Problem: Do any lines in the data below contain "JSON"? If so, copy every one of them.

— Begin Data listing —

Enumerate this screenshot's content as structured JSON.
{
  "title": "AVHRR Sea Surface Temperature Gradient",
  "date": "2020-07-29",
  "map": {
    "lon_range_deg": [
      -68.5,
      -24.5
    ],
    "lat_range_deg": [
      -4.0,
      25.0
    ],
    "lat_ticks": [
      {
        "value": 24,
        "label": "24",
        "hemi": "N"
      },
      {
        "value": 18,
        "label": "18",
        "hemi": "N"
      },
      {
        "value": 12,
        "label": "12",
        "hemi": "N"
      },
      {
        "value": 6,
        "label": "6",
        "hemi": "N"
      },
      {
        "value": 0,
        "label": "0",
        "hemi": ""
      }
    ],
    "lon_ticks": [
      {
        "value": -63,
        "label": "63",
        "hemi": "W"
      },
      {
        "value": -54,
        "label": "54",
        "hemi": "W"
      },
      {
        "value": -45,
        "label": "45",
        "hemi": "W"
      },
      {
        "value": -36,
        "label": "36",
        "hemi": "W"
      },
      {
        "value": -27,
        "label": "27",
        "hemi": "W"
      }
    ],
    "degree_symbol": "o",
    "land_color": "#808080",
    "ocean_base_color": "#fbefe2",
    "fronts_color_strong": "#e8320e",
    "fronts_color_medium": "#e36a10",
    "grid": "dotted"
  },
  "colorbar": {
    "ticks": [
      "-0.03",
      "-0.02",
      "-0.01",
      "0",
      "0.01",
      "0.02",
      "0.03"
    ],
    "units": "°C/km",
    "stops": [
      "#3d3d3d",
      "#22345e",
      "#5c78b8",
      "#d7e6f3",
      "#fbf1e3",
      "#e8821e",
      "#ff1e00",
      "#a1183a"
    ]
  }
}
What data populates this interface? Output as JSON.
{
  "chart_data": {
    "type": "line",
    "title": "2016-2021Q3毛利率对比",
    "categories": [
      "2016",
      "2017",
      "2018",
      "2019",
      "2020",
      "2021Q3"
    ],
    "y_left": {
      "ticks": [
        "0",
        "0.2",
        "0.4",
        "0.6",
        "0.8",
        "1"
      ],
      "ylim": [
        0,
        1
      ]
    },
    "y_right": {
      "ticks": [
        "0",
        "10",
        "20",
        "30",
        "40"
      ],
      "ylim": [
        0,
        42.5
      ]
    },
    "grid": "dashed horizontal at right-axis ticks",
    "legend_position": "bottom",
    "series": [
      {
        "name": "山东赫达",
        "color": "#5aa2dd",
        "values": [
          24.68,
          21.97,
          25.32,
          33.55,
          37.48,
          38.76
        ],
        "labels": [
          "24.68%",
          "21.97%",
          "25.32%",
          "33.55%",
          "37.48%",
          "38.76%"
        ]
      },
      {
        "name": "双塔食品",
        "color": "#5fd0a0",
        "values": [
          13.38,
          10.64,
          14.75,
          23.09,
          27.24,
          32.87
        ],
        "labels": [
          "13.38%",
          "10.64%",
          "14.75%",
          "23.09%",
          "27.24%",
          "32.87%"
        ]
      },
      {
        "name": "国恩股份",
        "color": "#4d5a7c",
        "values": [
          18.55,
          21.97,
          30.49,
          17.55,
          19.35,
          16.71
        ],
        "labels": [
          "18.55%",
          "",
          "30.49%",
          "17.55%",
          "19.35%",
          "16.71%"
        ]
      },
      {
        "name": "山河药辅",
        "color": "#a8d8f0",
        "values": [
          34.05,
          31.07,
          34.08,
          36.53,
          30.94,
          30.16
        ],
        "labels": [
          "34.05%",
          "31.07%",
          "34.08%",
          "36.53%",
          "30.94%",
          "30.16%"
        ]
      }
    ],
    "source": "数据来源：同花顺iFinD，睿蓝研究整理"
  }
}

— End Data listing —

Response to the task:
Enumerate this screenshot's content as structured JSON.
What data populates this interface? Output as JSON.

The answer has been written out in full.